┌──
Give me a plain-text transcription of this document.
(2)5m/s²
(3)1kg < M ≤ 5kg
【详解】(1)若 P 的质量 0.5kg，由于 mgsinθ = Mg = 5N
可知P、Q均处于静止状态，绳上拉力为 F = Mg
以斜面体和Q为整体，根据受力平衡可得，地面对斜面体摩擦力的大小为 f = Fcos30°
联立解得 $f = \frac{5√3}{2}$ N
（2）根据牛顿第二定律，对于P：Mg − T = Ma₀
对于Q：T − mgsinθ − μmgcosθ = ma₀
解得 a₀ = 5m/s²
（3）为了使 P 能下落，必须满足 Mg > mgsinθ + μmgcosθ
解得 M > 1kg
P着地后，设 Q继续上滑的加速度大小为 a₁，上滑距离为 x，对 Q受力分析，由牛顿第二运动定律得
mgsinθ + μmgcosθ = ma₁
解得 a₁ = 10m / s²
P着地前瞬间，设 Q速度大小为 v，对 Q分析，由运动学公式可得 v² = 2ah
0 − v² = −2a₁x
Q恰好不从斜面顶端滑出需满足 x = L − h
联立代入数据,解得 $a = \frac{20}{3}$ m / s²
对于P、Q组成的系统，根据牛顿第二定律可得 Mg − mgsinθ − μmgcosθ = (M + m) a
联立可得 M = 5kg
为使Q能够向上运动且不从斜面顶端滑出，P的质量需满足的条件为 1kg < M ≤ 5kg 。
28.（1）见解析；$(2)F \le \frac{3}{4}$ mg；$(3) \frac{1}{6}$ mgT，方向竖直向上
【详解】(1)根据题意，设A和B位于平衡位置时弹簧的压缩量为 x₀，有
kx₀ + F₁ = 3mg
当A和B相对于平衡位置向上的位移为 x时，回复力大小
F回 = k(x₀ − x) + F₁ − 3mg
└──
__Given problem__
Look through the entries above for the word "μmgcosθ". Copy every line where it shows up.

__The result__
对于Q：T − mgsinθ − μmgcosθ = ma₀
（3）为了使 P 能下落，必须满足 Mg > mgsinθ + μmgcosθ
mgsinθ + μmgcosθ = ma₁
对于P、Q组成的系统，根据牛顿第二定律可得 Mg − mgsinθ − μmgcosθ = (M + m) a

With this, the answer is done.